--- Directions ---
Take the line containing "Transcribe the text in this document." and all lines after it to the end of the records, and output them exactly.

• • • • •

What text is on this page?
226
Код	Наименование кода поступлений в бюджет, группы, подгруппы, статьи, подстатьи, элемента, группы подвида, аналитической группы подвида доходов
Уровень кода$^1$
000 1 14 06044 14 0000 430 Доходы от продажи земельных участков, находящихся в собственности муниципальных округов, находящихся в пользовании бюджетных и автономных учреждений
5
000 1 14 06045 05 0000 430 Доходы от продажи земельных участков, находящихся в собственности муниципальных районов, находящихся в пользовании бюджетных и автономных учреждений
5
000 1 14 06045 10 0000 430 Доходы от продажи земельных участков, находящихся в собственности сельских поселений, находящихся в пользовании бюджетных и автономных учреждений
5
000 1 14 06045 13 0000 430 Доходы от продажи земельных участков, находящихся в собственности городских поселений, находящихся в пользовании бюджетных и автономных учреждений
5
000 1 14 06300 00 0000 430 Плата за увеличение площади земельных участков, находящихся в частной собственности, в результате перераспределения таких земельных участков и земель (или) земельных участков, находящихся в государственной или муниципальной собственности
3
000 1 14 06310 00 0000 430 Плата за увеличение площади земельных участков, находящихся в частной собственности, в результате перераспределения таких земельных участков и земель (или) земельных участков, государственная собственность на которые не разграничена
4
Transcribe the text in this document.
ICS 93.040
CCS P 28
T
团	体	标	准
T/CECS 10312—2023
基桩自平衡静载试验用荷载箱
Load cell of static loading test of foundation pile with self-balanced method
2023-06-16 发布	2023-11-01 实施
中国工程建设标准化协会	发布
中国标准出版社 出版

• • • • •

--- Full response ---
Transcribe the text in this document.
ICS 93.040
CCS P 28
T
团	体	标	准
T/CECS 10312—2023
基桩自平衡静载试验用荷载箱
Load cell of static loading test of foundation pile with self-balanced method
2023-06-16 发布	2023-11-01 实施
中国工程建设标准化协会	发布
中国标准出版社 出版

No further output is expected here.